→ **Dataset records**:
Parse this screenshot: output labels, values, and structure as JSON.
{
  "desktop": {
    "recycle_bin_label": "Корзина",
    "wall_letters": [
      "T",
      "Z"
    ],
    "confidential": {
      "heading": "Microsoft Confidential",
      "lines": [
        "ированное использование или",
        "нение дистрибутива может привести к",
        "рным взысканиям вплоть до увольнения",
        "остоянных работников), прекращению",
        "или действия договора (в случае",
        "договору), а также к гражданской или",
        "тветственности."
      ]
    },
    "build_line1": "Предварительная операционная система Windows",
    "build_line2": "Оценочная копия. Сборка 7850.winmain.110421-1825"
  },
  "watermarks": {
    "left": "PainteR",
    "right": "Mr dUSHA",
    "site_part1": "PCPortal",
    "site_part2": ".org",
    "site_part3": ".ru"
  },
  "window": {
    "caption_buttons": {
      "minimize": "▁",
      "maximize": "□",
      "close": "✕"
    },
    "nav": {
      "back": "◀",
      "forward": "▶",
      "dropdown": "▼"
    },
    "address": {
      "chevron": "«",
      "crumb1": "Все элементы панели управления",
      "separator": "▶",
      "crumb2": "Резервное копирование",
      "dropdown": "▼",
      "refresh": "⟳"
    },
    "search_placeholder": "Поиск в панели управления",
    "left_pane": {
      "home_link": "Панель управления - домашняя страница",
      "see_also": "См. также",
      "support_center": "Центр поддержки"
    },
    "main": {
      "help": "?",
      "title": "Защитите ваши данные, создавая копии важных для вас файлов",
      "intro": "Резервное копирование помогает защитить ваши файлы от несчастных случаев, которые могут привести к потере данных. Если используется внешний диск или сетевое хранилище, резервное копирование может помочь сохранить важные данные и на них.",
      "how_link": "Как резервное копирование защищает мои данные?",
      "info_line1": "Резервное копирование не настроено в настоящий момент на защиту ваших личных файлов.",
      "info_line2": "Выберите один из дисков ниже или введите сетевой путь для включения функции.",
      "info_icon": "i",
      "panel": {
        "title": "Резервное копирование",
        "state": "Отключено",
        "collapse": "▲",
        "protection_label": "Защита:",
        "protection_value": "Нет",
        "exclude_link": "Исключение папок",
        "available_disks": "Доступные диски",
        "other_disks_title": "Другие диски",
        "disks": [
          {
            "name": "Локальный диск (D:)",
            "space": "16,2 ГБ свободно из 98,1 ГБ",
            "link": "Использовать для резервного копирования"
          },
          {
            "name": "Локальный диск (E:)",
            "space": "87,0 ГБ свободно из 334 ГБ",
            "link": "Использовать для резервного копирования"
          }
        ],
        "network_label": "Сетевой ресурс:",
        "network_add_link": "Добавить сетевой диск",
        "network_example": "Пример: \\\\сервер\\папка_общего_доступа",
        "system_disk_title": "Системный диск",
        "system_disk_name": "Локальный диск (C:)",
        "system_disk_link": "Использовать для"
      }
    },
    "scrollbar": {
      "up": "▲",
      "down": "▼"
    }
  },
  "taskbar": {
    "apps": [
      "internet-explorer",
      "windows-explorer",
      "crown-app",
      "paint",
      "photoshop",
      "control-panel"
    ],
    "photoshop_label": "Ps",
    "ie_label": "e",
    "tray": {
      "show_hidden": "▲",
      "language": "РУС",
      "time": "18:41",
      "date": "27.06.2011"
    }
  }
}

→ **PROBLEM REQUIREMENTS**: Repeat every record, keeping each word and mark exactly as it is.

→ **THE SOLUTION**:
Parse this screenshot: output labels, values, and structure as JSON.
{
  "desktop": {
    "recycle_bin_label": "Корзина",
    "wall_letters": [
      "T",
      "Z"
    ],
    "confidential": {
      "heading": "Microsoft Confidential",
      "lines": [
        "ированное использование или",
        "нение дистрибутива может привести к",
        "рным взысканиям вплоть до увольнения",
        "остоянных работников), прекращению",
        "или действия договора (в случае",
        "договору), а также к гражданской или",
        "тветственности."
      ]
    },
    "build_line1": "Предварительная операционная система Windows",
    "build_line2": "Оценочная копия. Сборка 7850.winmain.110421-1825"
  },
  "watermarks": {
    "left": "PainteR",
    "right": "Mr dUSHA",
    "site_part1": "PCPortal",
    "site_part2": ".org",
    "site_part3": ".ru"
  },
  "window": {
    "caption_buttons": {
      "minimize": "▁",
      "maximize": "□",
      "close": "✕"
    },
    "nav": {
      "back": "◀",
      "forward": "▶",
      "dropdown": "▼"
    },
    "address": {
      "chevron": "«",
      "crumb1": "Все элементы панели управления",
      "separator": "▶",
      "crumb2": "Резервное копирование",
      "dropdown": "▼",
      "refresh": "⟳"
    },
    "search_placeholder": "Поиск в панели управления",
    "left_pane": {
      "home_link": "Панель управления - домашняя страница",
      "see_also": "См. также",
      "support_center": "Центр поддержки"
    },
    "main": {
      "help": "?",
      "title": "Защитите ваши данные, создавая копии важных для вас файлов",
      "intro": "Резервное копирование помогает защитить ваши файлы от несчастных случаев, которые могут привести к потере данных. Если используется внешний диск или сетевое хранилище, резервное копирование может помочь сохранить важные данные и на них.",
      "how_link": "Как резервное копирование защищает мои данные?",
      "info_line1": "Резервное копирование не настроено в настоящий момент на защиту ваших личных файлов.",
      "info_line2": "Выберите один из дисков ниже или введите сетевой путь для включения функции.",
      "info_icon": "i",
      "panel": {
        "title": "Резервное копирование",
        "state": "Отключено",
        "collapse": "▲",
        "protection_label": "Защита:",
        "protection_value": "Нет",
        "exclude_link": "Исключение папок",
        "available_disks": "Доступные диски",
        "other_disks_title": "Другие диски",
        "disks": [
          {
            "name": "Локальный диск (D:)",
            "space": "16,2 ГБ свободно из 98,1 ГБ",
            "link": "Использовать для резервного копирования"
          },
          {
            "name": "Локальный диск (E:)",
            "space": "87,0 ГБ свободно из 334 ГБ",
            "link": "Использовать для резервного копирования"
          }
        ],
        "network_label": "Сетевой ресурс:",
        "network_add_link": "Добавить сетевой диск",
        "network_example": "Пример: \\\\сервер\\папка_общего_доступа",
        "system_disk_title": "Системный диск",
        "system_disk_name": "Локальный диск (C:)",
        "system_disk_link": "Использовать для"
      }
    },
    "scrollbar": {
      "up": "▲",
      "down": "▼"
    }
  },
  "taskbar": {
    "apps": [
      "internet-explorer",
      "windows-explorer",
      "crown-app",
      "paint",
      "photoshop",
      "control-panel"
    ],
    "photoshop_label": "Ps",
    "ie_label": "e",
    "tray": {
      "show_hidden": "▲",
      "language": "РУС",
      "time": "18:41",
      "date": "27.06.2011"
    }
  }
}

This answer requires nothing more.